Copy out the lines starting at the first one and ending at the one that contains "delivery-day-select[interactable]: Aujourd'hui <box>839", switching "Heure de livraison" to "Heure d'arrivée" and changing nothing else. Give only those lines.

-- begin Data extract --

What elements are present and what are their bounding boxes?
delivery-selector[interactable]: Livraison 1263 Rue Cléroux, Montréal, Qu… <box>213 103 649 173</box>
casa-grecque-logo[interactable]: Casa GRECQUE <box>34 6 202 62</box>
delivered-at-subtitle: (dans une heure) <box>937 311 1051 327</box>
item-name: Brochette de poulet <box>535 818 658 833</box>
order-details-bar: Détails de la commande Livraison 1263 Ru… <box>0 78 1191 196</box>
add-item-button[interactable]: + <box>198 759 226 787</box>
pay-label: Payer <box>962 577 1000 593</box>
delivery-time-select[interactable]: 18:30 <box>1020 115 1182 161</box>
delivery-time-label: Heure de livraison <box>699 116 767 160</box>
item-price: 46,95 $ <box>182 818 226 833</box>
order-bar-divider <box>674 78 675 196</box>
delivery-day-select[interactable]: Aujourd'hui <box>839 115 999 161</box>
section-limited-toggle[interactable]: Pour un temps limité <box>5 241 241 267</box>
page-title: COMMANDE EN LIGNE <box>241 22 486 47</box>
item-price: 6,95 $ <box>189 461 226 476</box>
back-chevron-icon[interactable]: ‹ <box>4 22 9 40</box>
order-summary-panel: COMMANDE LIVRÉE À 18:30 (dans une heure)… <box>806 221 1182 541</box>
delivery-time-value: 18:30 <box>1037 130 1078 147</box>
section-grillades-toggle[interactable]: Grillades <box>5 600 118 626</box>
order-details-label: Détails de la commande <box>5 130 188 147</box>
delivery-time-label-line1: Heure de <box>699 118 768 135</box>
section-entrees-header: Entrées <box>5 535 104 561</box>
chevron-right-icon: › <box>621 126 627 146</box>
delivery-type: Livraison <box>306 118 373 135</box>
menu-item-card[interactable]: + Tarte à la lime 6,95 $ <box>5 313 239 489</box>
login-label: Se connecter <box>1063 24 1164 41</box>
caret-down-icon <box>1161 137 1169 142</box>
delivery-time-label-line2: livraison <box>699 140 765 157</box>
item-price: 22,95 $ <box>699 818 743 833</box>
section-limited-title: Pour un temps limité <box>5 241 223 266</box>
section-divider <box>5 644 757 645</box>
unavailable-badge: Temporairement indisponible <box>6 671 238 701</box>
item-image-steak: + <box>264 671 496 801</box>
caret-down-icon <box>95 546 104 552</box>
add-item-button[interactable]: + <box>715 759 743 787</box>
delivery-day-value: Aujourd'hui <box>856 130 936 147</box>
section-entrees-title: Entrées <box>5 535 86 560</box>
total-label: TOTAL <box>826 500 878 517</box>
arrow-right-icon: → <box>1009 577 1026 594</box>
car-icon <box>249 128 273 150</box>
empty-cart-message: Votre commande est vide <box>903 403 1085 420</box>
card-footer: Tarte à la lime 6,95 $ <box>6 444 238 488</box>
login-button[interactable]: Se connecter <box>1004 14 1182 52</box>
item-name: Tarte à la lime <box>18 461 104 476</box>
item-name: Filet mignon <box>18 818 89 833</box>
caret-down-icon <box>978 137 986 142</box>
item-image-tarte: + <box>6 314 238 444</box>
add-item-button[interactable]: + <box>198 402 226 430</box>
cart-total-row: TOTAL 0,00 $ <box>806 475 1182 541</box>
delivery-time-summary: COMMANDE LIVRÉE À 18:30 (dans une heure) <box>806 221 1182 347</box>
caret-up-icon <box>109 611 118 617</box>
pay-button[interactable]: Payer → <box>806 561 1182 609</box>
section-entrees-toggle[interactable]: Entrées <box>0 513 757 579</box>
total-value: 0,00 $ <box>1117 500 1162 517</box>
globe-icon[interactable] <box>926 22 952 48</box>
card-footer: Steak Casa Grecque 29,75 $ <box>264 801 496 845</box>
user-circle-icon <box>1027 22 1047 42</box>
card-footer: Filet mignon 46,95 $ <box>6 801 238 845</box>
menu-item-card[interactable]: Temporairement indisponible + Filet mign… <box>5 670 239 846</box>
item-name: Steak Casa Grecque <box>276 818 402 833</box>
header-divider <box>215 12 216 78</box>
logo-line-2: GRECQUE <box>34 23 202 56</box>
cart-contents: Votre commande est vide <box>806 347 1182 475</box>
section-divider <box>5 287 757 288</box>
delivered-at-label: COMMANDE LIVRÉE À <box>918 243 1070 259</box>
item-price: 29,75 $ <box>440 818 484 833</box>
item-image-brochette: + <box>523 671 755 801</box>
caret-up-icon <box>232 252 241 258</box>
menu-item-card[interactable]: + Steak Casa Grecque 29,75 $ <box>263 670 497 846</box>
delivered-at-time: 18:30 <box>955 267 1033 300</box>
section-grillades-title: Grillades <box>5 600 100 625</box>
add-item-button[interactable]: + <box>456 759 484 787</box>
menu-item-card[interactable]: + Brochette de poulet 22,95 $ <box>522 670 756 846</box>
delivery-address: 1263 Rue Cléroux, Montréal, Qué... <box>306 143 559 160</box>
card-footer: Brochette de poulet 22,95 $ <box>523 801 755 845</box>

-- end Data extract --

Finished task:
What elements are present and what are their bounding boxes?
delivery-selector[interactable]: Livraison 1263 Rue Cléroux, Montréal, Qu… <box>213 103 649 173</box>
casa-grecque-logo[interactable]: Casa GRECQUE <box>34 6 202 62</box>
delivered-at-subtitle: (dans une heure) <box>937 311 1051 327</box>
item-name: Brochette de poulet <box>535 818 658 833</box>
order-details-bar: Détails de la commande Livraison 1263 Ru… <box>0 78 1191 196</box>
add-item-button[interactable]: + <box>198 759 226 787</box>
pay-label: Payer <box>962 577 1000 593</box>
delivery-time-select[interactable]: 18:30 <box>1020 115 1182 161</box>
delivery-time-label: Heure d'arrivée <box>699 116 767 160</box>
item-price: 46,95 $ <box>182 818 226 833</box>
order-bar-divider <box>674 78 675 196</box>
delivery-day-select[interactable]: Aujourd'hui <box>839 115 999 161</box>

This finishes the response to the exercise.